[Dataset rows for apps and sites]
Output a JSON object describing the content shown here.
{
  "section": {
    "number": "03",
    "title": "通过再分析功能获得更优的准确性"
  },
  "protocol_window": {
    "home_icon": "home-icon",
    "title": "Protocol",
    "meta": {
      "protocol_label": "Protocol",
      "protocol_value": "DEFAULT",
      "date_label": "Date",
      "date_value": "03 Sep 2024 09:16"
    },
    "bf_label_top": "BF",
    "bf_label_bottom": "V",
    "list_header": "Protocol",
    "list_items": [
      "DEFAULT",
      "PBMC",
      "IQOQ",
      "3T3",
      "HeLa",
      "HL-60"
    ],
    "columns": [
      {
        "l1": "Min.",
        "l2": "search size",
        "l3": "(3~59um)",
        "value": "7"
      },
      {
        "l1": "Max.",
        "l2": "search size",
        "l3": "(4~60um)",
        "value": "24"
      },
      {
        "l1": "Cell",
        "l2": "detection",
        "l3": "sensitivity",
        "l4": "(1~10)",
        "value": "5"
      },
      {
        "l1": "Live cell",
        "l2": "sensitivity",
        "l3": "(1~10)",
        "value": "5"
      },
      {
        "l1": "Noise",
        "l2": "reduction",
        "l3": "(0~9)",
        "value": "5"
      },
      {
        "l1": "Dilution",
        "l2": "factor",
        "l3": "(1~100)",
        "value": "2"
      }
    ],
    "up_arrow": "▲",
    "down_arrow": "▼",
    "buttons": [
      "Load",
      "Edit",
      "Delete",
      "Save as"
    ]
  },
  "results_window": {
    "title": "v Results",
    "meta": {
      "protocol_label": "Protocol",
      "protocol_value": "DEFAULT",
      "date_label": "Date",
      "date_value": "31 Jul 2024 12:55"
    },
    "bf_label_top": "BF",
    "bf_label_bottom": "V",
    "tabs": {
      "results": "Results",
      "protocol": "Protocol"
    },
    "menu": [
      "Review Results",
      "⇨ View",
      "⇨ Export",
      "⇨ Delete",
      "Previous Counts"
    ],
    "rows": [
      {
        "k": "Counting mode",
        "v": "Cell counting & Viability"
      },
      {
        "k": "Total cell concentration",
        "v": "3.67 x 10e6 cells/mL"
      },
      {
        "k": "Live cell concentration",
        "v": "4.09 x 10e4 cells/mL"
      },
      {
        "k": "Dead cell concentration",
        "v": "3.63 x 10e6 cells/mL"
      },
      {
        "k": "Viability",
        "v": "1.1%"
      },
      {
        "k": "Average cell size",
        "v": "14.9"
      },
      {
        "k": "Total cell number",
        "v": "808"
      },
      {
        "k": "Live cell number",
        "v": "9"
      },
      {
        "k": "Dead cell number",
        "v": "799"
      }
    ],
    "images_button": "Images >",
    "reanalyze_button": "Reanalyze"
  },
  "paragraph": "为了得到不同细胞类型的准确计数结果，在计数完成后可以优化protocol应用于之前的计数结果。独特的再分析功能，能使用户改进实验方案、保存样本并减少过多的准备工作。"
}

EXERCISE:
Pull every line that holds the string "Dead" out of the records.

RESPONSE BOX:
        "k": "Dead cell concentration",
        "k": "Dead cell number",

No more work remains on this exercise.